══ DATA FOR THIS TASK
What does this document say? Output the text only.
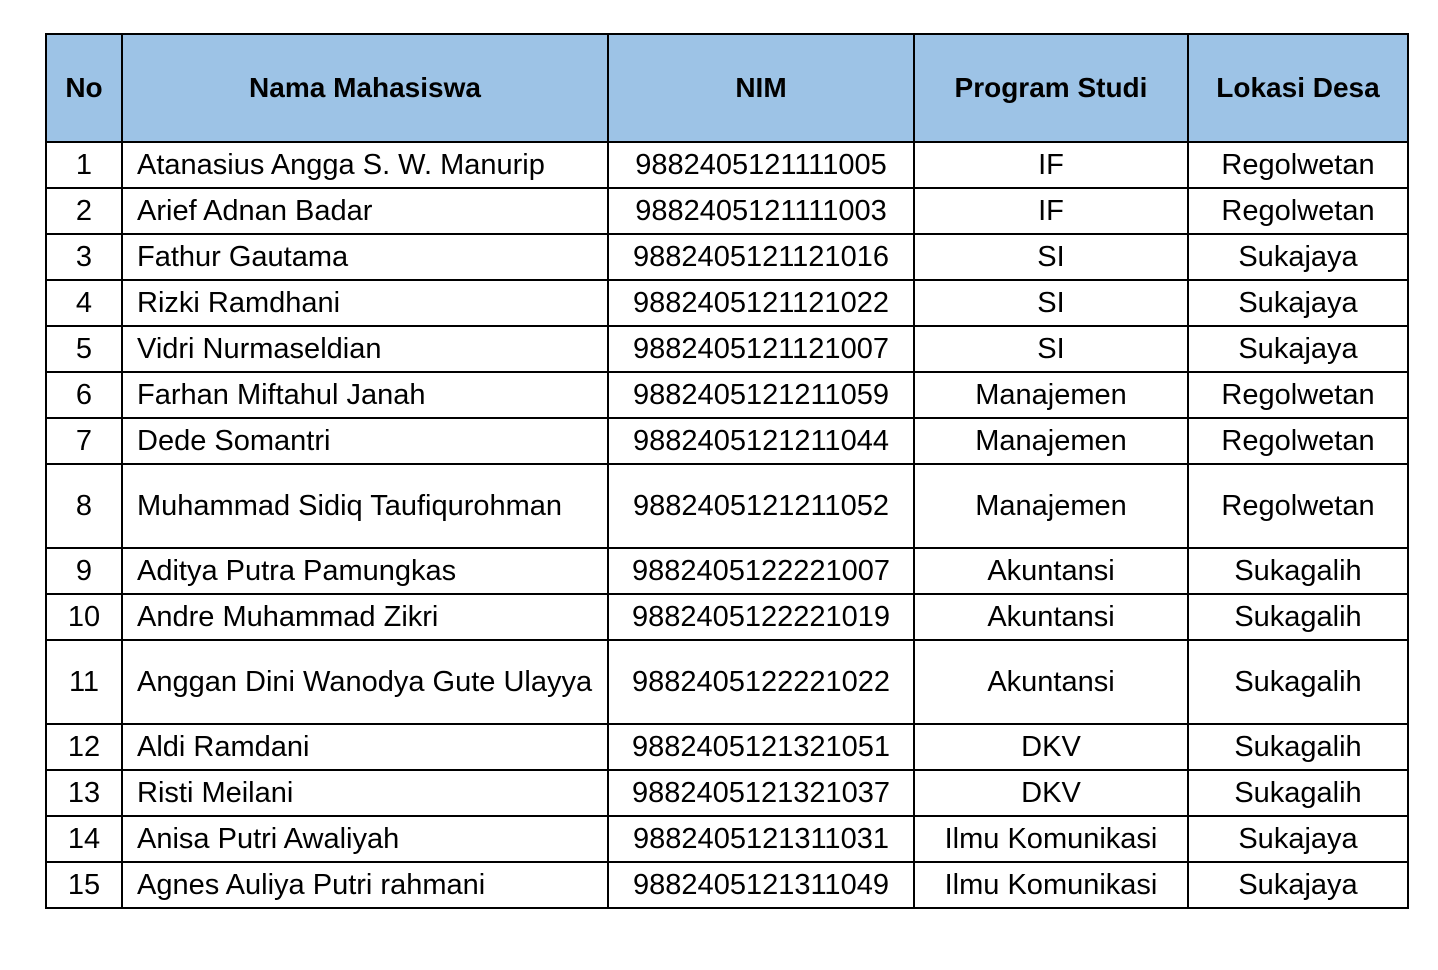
No	Nama Mahasiswa	NIM	Program Studi	Lokasi Desa
1	Atanasius Angga S. W. Manurip	9882405121111005	IF	Regolwetan
2	Arief Adnan Badar	9882405121111003	IF	Regolwetan
3	Fathur Gautama	9882405121121016	SI	Sukajaya
4	Rizki Ramdhani	9882405121121022	SI	Sukajaya
5	Vidri Nurmaseldian	9882405121121007	SI	Sukajaya
6	Farhan Miftahul Janah	9882405121211059	Manajemen	Regolwetan
7	Dede Somantri	9882405121211044	Manajemen	Regolwetan
8	Muhammad Sidiq Taufiqurohman	9882405121211052	Manajemen	Regolwetan
9	Aditya Putra Pamungkas	9882405122221007	Akuntansi	Sukagalih
10	Andre Muhammad Zikri	9882405122221019	Akuntansi	Sukagalih
11	Anggan Dini Wanodya Gute Ulayya	9882405122221022	Akuntansi	Sukagalih
12	Aldi Ramdani	9882405121321051	DKV	Sukagalih
13	Risti Meilani	9882405121321037	DKV	Sukagalih
14	Anisa Putri Awaliyah	9882405121311031	Ilmu Komunikasi	Sukajaya
15	Agnes Auliya Putri rahmani	9882405121311049	Ilmu Komunikasi	Sukajaya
════
» **GIVEN EXERCISE**
Copy all lines from the material that hold "Sukajaya".

» **ANSWER FOR THE TASK**
3	Fathur Gautama	9882405121121016	SI	Sukajaya
4	Rizki Ramdhani	9882405121121022	SI	Sukajaya
5	Vidri Nurmaseldian	9882405121121007	SI	Sukajaya
14	Anisa Putri Awaliyah	9882405121311031	Ilmu Komunikasi	Sukajaya
15	Agnes Auliya Putri rahmani	9882405121311049	Ilmu Komunikasi	Sukajaya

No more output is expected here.